Task set =>
**A.** Write out the passage of the blog post about having a thirteen-year-old, from "Which is not" up to and including "what we see!".
**B.** According to the blog post about having a thirteen-year-old, what has Whitney started at school?
**C.** Based on the blog post about having a thirteen-year-old, explain why Whitney's cooking club has brought benefits at home.

[Start of Passage provided]

Tuesday, January 22, 2013

Whitney at the reigns.


Having a thirteen year old is the BOMB!

Which is not the song I was singing last November when I waved a final goodbye to my youth as Whitney approached hers.  And it's not what I felt when I thought about my daughter and the teens.  And it's not like teenagers are supposed to be easy to raise.  But for us, so far, thirteen is good.

It is fun to see Whitney live life on her own terms.  The transition is not complete yet, of course, but we're capturing glimpses of Whitney as an independently functioning person.  And Jared and me?  We like what we see!

Case in point:

1) Whitney has started a cooking club at school.  She and her friends have big plans for the club, but at the root of it all is her joy of cooking.  Which has meant big benefits in our home.  I have almost turned cookie baking over to Whitney entirely.  Fabulous!  And there have been a few nights where it was looking like dinner just wasn't going to happen until Whitney happily took over the kitchen and made sure that we were well fed.

[End of Passage provided]
[Start of Data entries]

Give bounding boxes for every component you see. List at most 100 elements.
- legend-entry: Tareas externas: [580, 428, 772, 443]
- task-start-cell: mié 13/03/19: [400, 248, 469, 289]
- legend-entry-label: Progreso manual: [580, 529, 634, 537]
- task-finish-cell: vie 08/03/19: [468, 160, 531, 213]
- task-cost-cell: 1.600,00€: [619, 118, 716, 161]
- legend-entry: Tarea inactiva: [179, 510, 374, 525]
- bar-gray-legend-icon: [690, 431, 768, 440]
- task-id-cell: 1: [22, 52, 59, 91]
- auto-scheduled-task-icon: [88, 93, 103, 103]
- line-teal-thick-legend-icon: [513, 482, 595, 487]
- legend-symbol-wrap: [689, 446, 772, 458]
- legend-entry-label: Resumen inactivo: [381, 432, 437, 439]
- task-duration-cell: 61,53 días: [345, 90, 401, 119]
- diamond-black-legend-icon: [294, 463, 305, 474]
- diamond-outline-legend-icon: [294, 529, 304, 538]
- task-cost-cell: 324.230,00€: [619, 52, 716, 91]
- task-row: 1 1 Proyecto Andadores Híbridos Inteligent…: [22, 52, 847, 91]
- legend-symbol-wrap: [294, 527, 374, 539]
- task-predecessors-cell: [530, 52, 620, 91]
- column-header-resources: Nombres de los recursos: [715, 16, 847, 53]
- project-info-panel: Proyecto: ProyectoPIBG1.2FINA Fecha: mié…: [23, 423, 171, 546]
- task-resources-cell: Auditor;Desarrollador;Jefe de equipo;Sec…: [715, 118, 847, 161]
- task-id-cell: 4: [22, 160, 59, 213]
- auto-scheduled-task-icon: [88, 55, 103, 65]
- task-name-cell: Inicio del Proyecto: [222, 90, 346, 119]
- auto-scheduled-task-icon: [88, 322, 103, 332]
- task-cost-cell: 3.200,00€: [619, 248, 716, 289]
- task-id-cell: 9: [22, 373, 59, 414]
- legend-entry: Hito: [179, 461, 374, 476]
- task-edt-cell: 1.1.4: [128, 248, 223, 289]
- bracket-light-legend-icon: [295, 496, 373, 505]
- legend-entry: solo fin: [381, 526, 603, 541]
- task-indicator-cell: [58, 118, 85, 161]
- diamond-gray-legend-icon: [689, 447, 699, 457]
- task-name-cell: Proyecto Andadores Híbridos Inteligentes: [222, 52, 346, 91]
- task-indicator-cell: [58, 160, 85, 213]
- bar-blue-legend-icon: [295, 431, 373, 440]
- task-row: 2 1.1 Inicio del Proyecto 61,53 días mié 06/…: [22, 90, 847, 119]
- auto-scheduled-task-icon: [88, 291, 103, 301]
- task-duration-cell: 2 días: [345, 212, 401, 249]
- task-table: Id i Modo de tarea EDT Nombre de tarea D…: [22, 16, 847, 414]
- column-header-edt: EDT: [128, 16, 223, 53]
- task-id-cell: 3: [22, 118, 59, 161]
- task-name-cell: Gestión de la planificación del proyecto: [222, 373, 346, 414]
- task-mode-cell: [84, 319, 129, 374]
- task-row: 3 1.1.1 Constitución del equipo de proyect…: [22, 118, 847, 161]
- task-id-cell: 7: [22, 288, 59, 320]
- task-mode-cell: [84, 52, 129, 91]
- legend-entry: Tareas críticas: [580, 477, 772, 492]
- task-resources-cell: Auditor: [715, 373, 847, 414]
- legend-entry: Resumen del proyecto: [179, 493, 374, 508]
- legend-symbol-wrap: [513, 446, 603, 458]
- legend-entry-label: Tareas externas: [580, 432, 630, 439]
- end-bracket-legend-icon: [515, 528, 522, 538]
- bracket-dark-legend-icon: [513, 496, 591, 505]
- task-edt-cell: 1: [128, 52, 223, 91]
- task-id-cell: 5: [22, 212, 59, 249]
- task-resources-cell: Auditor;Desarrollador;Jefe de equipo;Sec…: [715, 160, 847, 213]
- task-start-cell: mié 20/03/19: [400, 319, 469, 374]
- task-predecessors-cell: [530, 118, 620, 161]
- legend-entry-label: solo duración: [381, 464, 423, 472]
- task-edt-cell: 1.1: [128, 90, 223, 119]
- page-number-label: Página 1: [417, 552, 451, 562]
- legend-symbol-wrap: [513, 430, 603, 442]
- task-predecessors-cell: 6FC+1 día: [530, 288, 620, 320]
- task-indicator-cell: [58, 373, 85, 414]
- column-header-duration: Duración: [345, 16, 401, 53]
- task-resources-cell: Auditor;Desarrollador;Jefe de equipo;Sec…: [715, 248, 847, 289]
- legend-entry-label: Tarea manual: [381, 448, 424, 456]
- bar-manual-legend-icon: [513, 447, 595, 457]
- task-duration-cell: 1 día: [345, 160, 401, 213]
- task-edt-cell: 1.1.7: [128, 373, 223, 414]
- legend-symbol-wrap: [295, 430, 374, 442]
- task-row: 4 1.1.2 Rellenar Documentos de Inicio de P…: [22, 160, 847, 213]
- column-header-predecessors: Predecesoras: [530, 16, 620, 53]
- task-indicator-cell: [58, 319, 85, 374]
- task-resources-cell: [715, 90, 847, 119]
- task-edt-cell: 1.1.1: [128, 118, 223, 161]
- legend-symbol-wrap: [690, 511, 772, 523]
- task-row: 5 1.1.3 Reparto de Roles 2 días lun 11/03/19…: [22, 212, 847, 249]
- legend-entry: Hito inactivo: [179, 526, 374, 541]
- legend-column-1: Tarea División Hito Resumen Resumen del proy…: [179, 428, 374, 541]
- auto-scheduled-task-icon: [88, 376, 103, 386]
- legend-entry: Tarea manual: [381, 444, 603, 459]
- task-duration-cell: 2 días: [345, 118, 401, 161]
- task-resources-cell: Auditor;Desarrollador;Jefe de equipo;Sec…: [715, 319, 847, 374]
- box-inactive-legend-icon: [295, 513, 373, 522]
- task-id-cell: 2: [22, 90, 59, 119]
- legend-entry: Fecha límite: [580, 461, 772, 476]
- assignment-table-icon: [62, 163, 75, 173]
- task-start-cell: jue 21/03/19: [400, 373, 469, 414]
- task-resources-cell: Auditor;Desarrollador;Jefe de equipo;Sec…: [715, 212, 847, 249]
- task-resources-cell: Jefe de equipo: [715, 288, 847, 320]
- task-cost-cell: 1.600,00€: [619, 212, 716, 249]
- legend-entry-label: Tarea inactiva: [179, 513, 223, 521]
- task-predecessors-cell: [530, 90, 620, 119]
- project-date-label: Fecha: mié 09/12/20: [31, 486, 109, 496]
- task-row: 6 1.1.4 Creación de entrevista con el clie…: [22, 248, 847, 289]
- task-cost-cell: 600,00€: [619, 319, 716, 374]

[End of Data entries]

Exercise results =>
**A.**
Which is not the song I was singing last November when I waved a final goodbye to my youth as Whitney approached hers.  And it's not what I felt when I thought about my daughter and the teens.  And it's not like teenagers are supposed to be easy to raise.  But for us, so far, thirteen is good.

It is fun to see Whitney live life on her own terms.  The transition is not complete yet, of course, but we're capturing glimpses of Whitney as an independently functioning person.  And Jared and me?  We like what we see!

**B.** A cooking club.

**C.** The club is rooted in Whitney's joy of cooking, and that joy carries over into the household. Cookie baking has been almost entirely turned over to her. On several nights when dinner seemed unlikely, she happily took over the kitchen and made sure the family was well fed.